◆ **Source**:
According to the overall workflow of the monitoring system, the software workflow of the sensing unit can be divided into two parts: the wake-up phase from top to bottom and the communication phase from bottom to top. To ensure the accuracy of communication, the communication process of the sensing unit adopts the modes of ask and answer interchangeably. When the host sends functional instructions, the slave will generate corresponding responses. The program flowchart of the wake-up phase from top to bottom is shown in Figure 7.
Taking the No. i sensing unit and No. i − 1 sensing unit as examples, the wake-up process of these two sensing units can be roughly divided into four steps. The specific procedure is as follows:
Step 1: After the No. i sensing unit is awakened by the No. i + 1 sensing unit, it enters the host state and sends a wake-up command of AA to the No. i − 1 sensing unit. Then, it enters the command-receiving state and waits for the return command from the No. i − 1 sensing unit.
Step 2: After the No. i − 1 sensing unit is awakened, it will reply with an FF command and then enter the command receiving state, waiting for the No. i sensing unit to send the command.
Step 3: After receiving the return value from the No. i − 1 sensing unit, the No. i sensing unit sends a 01 command to the No. i − 1 sensing unit, controlling it to be in the wake-up phase from top to bottom, and then entering the command receiving state, waiting for the return command from the No. i − 1 sensing unit.
Step 4: After receiving the 01 command, the No. i − 1 sensing unit responds to the No. i − 1 sensing unit 01 command, indicating that it has entered the wake-up phase from top to bottom. Then, configure itself as the host and continue to wake up the No. i − 2 sensing unit. At the same time, after receiving the return value from the No. i − 1 sensing unit, the No. i sensing unit configures itself as a slave device and enters standby mode.
Repeat the above process until the bottommost sensing unit is awakened.
The program flowchart of the communication phase from bottom to top is shown in Figure 8.
Taking the No. i sensing unit and the No. i − 1 sensing unit as examples, at this time, the No. i sensing unit serves as the slave and the No. i − 1 sensing unit serves as the host. The communication process between these two sensing units can be roughly divided into six steps. The specific content is as follows:
Step 1: The No. i − 1 sensing unit sends a wake-up command of AA to the No. i sensing unit and then enters the command receiving state, waiting for the return command from the No. i sensing unit.

◆ **Exercise instructions**:
Write out the passage on the sensing-unit workflow word for word, from "Taking the No. i sensing unit and No." up to and including "send the command.".

◆ **Dataset entries**:
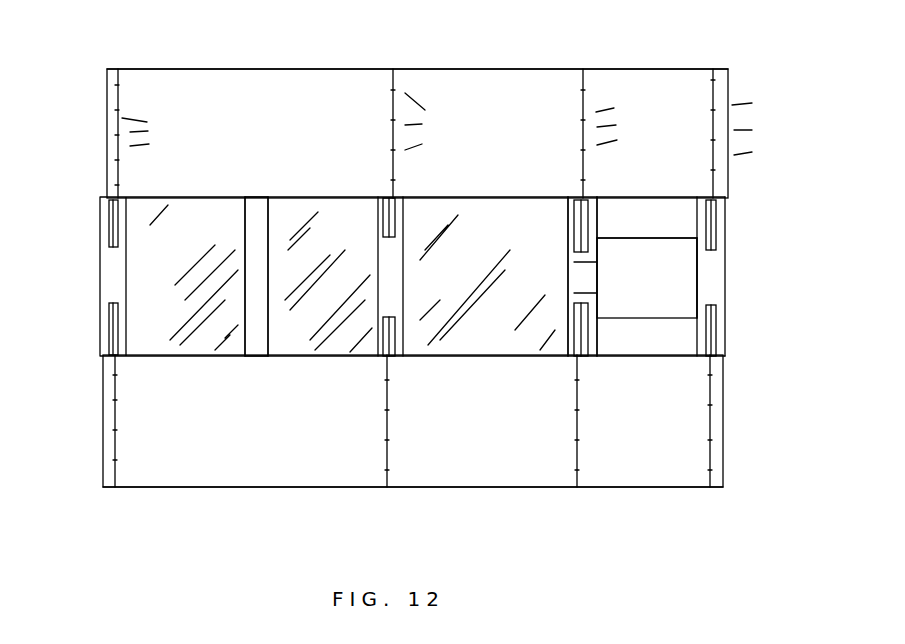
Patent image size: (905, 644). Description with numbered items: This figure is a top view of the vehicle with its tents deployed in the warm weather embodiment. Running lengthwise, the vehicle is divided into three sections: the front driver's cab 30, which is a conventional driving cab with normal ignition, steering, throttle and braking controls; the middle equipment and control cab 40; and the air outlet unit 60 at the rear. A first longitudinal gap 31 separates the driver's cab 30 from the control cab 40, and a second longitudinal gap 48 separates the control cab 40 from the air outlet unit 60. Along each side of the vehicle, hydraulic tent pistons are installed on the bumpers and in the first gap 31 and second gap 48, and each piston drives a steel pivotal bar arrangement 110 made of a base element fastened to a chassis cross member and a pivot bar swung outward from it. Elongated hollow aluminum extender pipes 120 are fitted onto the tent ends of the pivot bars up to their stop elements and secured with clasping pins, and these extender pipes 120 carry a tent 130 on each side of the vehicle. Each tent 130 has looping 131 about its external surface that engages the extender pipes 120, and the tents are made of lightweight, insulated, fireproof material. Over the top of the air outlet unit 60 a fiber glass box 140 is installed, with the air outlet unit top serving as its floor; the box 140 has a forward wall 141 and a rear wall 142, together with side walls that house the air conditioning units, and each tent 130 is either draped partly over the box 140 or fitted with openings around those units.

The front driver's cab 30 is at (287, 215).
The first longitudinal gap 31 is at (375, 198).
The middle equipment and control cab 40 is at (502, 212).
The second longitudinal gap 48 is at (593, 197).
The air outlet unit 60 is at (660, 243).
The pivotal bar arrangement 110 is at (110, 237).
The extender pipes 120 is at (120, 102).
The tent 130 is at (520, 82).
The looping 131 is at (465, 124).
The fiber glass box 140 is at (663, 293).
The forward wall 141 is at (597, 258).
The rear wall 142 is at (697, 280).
...
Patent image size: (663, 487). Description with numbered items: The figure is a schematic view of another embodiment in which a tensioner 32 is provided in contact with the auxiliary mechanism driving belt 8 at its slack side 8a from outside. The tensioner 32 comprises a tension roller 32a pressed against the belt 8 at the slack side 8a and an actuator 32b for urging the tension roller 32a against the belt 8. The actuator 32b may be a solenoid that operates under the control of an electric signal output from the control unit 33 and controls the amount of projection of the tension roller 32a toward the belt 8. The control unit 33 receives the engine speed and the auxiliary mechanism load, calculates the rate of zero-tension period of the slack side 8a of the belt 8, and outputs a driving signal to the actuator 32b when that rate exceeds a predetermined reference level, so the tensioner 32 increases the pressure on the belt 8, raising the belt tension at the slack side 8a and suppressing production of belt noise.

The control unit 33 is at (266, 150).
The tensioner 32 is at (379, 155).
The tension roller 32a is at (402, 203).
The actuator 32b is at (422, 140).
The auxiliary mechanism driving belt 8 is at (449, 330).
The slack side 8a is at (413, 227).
---
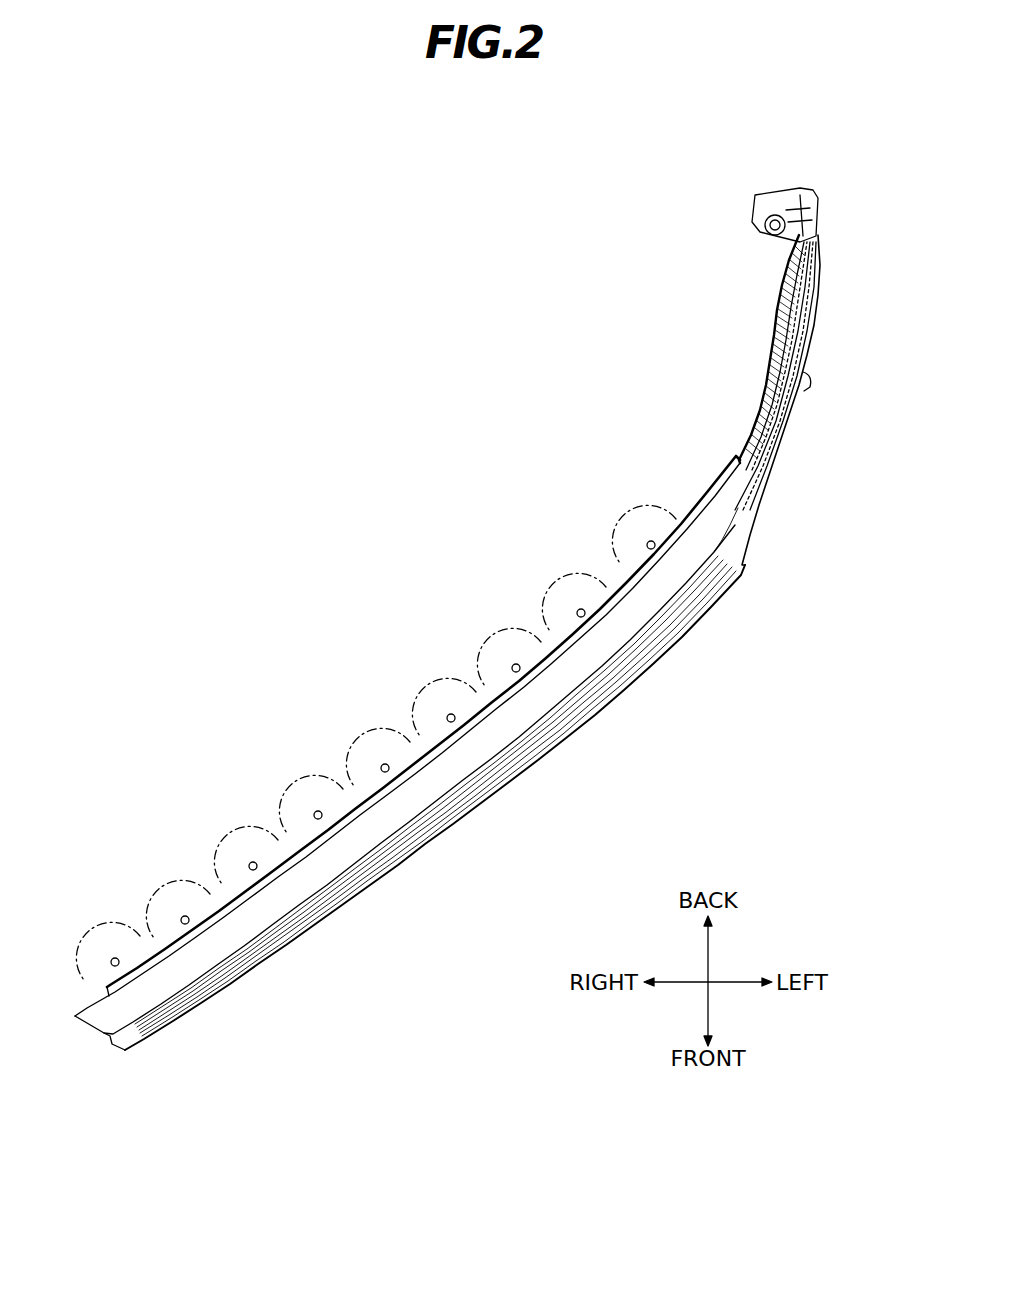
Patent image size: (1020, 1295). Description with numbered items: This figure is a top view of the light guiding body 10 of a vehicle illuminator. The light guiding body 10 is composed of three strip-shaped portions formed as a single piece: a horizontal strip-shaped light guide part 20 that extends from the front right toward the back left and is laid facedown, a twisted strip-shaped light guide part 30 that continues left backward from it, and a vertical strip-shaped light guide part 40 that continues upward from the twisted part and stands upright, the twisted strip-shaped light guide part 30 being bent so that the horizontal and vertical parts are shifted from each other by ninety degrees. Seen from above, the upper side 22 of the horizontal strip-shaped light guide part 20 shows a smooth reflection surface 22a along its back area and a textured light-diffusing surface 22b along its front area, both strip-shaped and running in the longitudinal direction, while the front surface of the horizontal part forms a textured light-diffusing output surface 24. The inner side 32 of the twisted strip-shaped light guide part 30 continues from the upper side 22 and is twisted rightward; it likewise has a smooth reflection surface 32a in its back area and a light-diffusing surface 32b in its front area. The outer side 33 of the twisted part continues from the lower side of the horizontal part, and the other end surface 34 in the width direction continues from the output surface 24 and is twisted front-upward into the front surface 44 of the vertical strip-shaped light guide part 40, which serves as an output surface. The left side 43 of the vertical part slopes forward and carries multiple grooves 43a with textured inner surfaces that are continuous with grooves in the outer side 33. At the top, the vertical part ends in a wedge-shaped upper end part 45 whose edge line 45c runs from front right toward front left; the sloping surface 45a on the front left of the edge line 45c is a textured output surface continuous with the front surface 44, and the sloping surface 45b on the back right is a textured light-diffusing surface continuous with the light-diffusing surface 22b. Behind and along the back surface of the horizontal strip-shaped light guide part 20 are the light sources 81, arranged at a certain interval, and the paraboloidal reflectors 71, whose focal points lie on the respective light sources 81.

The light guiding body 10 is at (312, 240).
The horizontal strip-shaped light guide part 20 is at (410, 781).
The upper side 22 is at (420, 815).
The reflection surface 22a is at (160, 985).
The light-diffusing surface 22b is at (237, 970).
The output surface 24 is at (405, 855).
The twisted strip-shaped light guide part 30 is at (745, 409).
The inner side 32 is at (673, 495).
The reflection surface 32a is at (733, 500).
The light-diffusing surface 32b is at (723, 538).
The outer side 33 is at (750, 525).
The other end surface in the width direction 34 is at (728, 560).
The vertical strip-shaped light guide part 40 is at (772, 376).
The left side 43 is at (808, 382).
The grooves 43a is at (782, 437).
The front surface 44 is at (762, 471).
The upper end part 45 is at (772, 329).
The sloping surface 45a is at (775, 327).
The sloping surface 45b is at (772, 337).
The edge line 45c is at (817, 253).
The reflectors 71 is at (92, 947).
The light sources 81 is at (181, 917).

◆ **Result for this task**:
Taking the No. i sensing unit and No. i − 1 sensing unit as examples, the wake-up process of these two sensing units can be roughly divided into four steps. The specific procedure is as follows:
Step 1: After the No. i sensing unit is awakened by the No. i + 1 sensing unit, it enters the host state and sends a wake-up command of AA to the No. i − 1 sensing unit. Then, it enters the command-receiving state and waits for the return command from the No. i − 1 sensing unit.
Step 2: After the No. i − 1 sensing unit is awakened, it will reply with an FF command and then enter the command receiving state, waiting for the No. i sensing unit to send the command.